Collection entries
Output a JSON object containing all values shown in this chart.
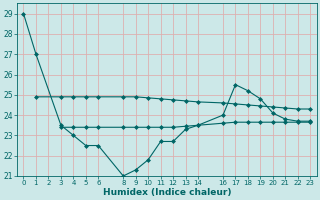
{
  "xlabel": "Humidex (Indice chaleur)",
  "bg_color": "#cce8e8",
  "grid_color": "#ddb0b0",
  "line_color": "#006666",
  "ylim": [
    21,
    29.5
  ],
  "xlim": [
    -0.5,
    23.5
  ],
  "yticks": [
    21,
    22,
    23,
    24,
    25,
    26,
    27,
    28,
    29
  ],
  "xticks": [
    0,
    1,
    2,
    3,
    4,
    5,
    6,
    8,
    9,
    10,
    11,
    12,
    13,
    14,
    16,
    17,
    18,
    19,
    20,
    21,
    22,
    23
  ],
  "line1_x": [
    0,
    1,
    3,
    4,
    5,
    6,
    8,
    9,
    10,
    11,
    12,
    13,
    14,
    16,
    17,
    18,
    19,
    20,
    21,
    22,
    23
  ],
  "line1_y": [
    29.0,
    27.0,
    23.5,
    23.0,
    22.5,
    22.5,
    21.0,
    21.3,
    21.8,
    22.7,
    22.7,
    23.3,
    23.5,
    24.0,
    25.5,
    25.2,
    24.8,
    24.1,
    23.8,
    23.7,
    23.7
  ],
  "line2_x": [
    1,
    3,
    4,
    5,
    6,
    8,
    9,
    10,
    11,
    12,
    13,
    14,
    16,
    17,
    18,
    19,
    20,
    21,
    22,
    23
  ],
  "line2_y": [
    24.9,
    24.9,
    24.9,
    24.9,
    24.9,
    24.9,
    24.9,
    24.85,
    24.8,
    24.75,
    24.7,
    24.65,
    24.6,
    24.55,
    24.5,
    24.45,
    24.4,
    24.35,
    24.3,
    24.3
  ],
  "line3_x": [
    3,
    4,
    5,
    6,
    8,
    9,
    10,
    11,
    12,
    13,
    14,
    16,
    17,
    18,
    19,
    20,
    21,
    22,
    23
  ],
  "line3_y": [
    23.4,
    23.4,
    23.4,
    23.4,
    23.4,
    23.4,
    23.4,
    23.4,
    23.4,
    23.45,
    23.5,
    23.6,
    23.65,
    23.65,
    23.65,
    23.65,
    23.65,
    23.65,
    23.65
  ]
}
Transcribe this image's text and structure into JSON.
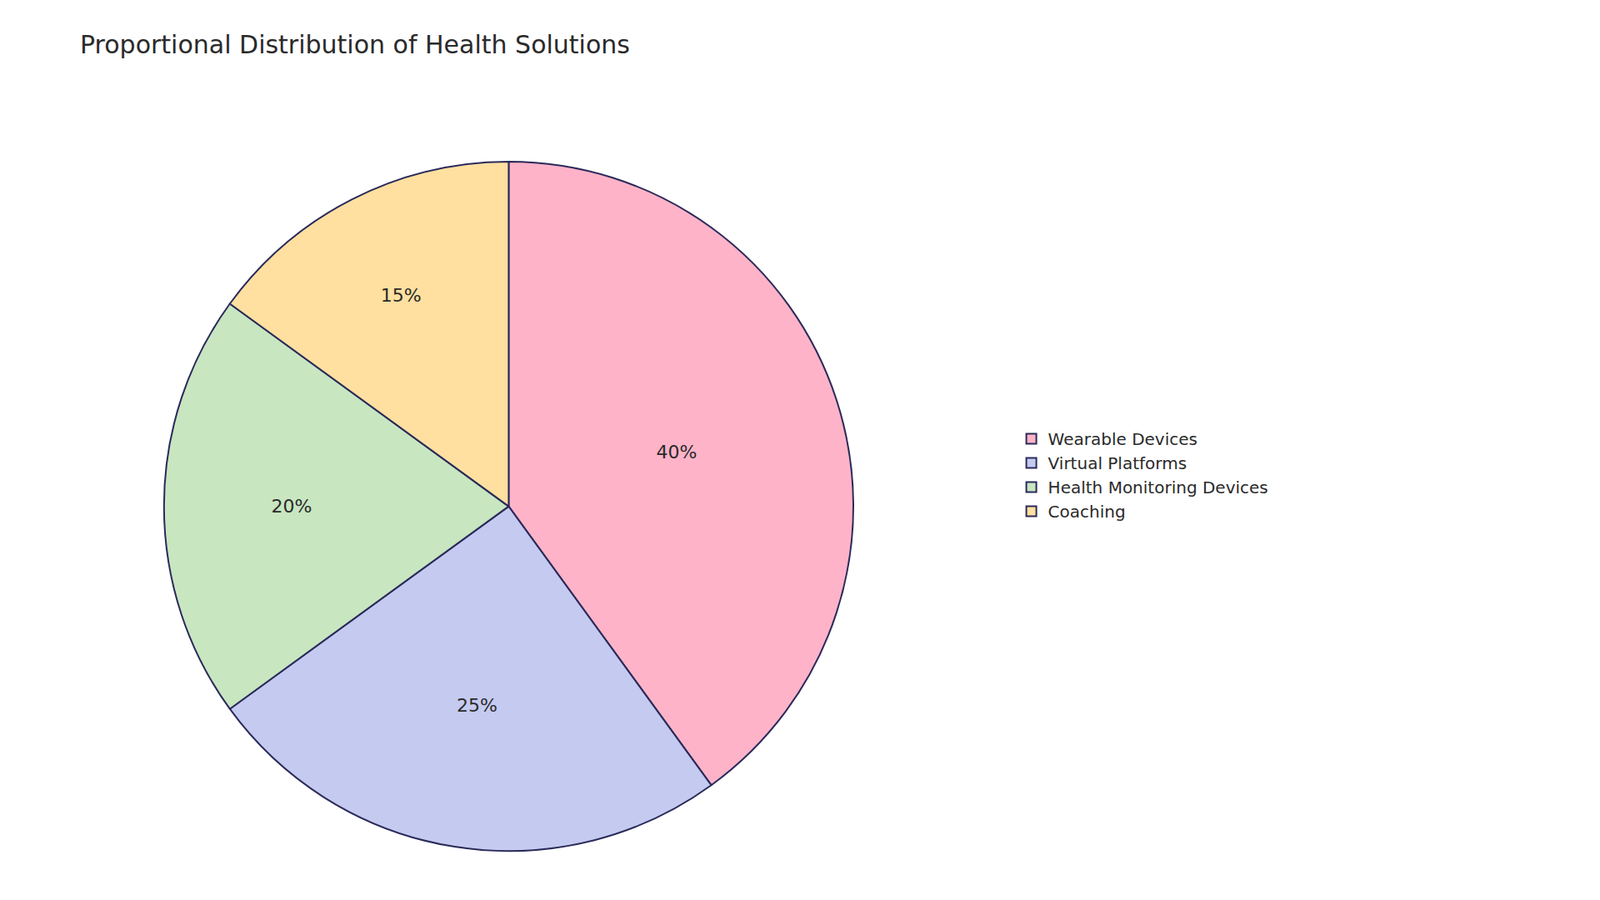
{
  "chart_data": {
    "type": "pie",
    "title": "Proportional Distribution of Health Solutions",
    "categories": [
      "Wearable Devices",
      "Virtual Platforms",
      "Health Monitoring Devices",
      "Coaching"
    ],
    "values": [
      40,
      25,
      20,
      15
    ],
    "value_labels": [
      "40%",
      "25%",
      "20%",
      "15%"
    ],
    "colors": [
      "#FFB3C8",
      "#C5CAF0",
      "#C8E6C0",
      "#FFE0A0"
    ],
    "data_labels": true,
    "legend": "right"
  }
}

• [Instructions to follow]: Within the listing above, copy each line that has the string "Devices".

• [Exercise result]:
      "Wearable Devices",
      "Health Monitoring Devices",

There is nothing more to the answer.